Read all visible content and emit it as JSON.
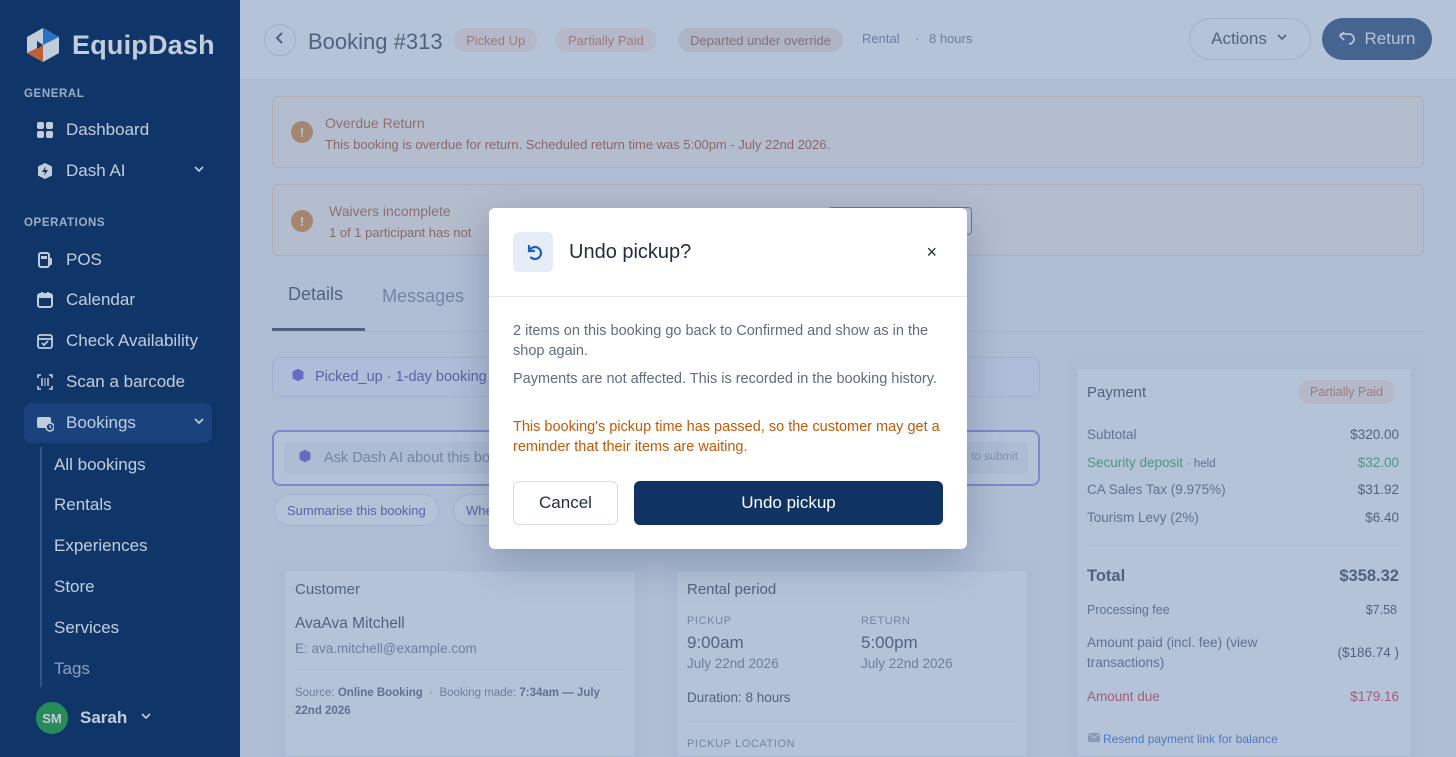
{
  "app": {
    "name": "EquipDash"
  },
  "colors": {
    "sidebar": "#0f3363",
    "primary": "#0f3363",
    "warning": "#c25a08",
    "danger": "#d3222a",
    "success": "#1e9e4a",
    "ai_accent": "#8f7ee0"
  },
  "sidebar": {
    "general_label": "GENERAL",
    "operations_label": "OPERATIONS",
    "general_items": [
      {
        "label": "Dashboard",
        "icon": "grid-icon"
      },
      {
        "label": "Dash AI",
        "icon": "ai-shield-icon"
      }
    ],
    "operation_items": [
      {
        "label": "POS",
        "icon": "pos-icon"
      },
      {
        "label": "Calendar",
        "icon": "calendar-icon"
      },
      {
        "label": "Check Availability",
        "icon": "calendar-check-icon"
      },
      {
        "label": "Scan a barcode",
        "icon": "barcode-icon"
      },
      {
        "label": "Bookings",
        "icon": "bookings-icon"
      }
    ],
    "booking_subitems": [
      "All bookings",
      "Rentals",
      "Experiences",
      "Store",
      "Services",
      "Tags"
    ],
    "user": {
      "initials": "SM",
      "name": "Sarah"
    }
  },
  "header": {
    "title": "Booking #313",
    "status_pills": [
      "Picked Up",
      "Partially Paid",
      "Departed under override"
    ],
    "type": "Rental",
    "separator": "·",
    "duration": "8 hours",
    "actions_label": "Actions",
    "return_label": "Return"
  },
  "alerts": [
    {
      "title": "Overdue Return",
      "body": "This booking is overdue for return. Scheduled return time was 5:00pm - July 22nd 2026."
    },
    {
      "title": "Waivers incomplete",
      "body": "1 of 1 participant has not"
    }
  ],
  "tabs": [
    "Details",
    "Messages"
  ],
  "ai": {
    "strip_text": "Picked_up · 1-day booking",
    "input_placeholder": "Ask Dash AI about this bo",
    "submit_hint": "to submit",
    "chips": [
      "Summarise this booking",
      "Whe"
    ]
  },
  "customer": {
    "title": "Customer",
    "name": "AvaAva Mitchell",
    "email_prefix": "E:",
    "email": "ava.mitchell@example.com",
    "source_label": "Source:",
    "source": "Online Booking",
    "made_label": "Booking made:",
    "made_line1": "7:34am — July",
    "made_line2": "22nd 2026"
  },
  "rental_period": {
    "title": "Rental period",
    "pickup_label": "PICKUP",
    "pickup_time": "9:00am",
    "pickup_date": "July 22nd 2026",
    "return_label": "RETURN",
    "return_time": "5:00pm",
    "return_date": "July 22nd 2026",
    "duration": "Duration: 8 hours",
    "location_label": "PICKUP LOCATION"
  },
  "payment": {
    "title": "Payment",
    "status": "Partially Paid",
    "rows": [
      {
        "label": "Subtotal",
        "value": "$320.00"
      },
      {
        "label": "Security deposit",
        "note": "· held",
        "value": "$32.00"
      },
      {
        "label": "CA Sales Tax (9.975%)",
        "value": "$31.92"
      },
      {
        "label": "Tourism Levy (2%)",
        "value": "$6.40"
      }
    ],
    "total_label": "Total",
    "total_value": "$358.32",
    "fee_label": "Processing fee",
    "fee_value": "$7.58",
    "paid_label_1": "Amount paid (incl. fee) (view",
    "paid_label_2": "transactions)",
    "paid_value": "($186.74  )",
    "due_label": "Amount due",
    "due_value": "$179.16",
    "resend_label": "Resend payment link for balance"
  },
  "modal": {
    "title": "Undo pickup?",
    "close": "×",
    "paragraph1": "2 items on this booking go back to Confirmed and show as in the shop again.",
    "paragraph2": "Payments are not affected. This is recorded in the booking history.",
    "warning": "This booking's pickup time has passed, so the customer may get a reminder that their items are waiting.",
    "cancel_label": "Cancel",
    "confirm_label": "Undo pickup"
  }
}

**GOAL:**
Only lines with the word "Amount" should be collected from the material.

**EXERCISE ANSWER:**
    "paid_label_1": "Amount paid (incl. fee) (view",
    "due_label": "Amount due",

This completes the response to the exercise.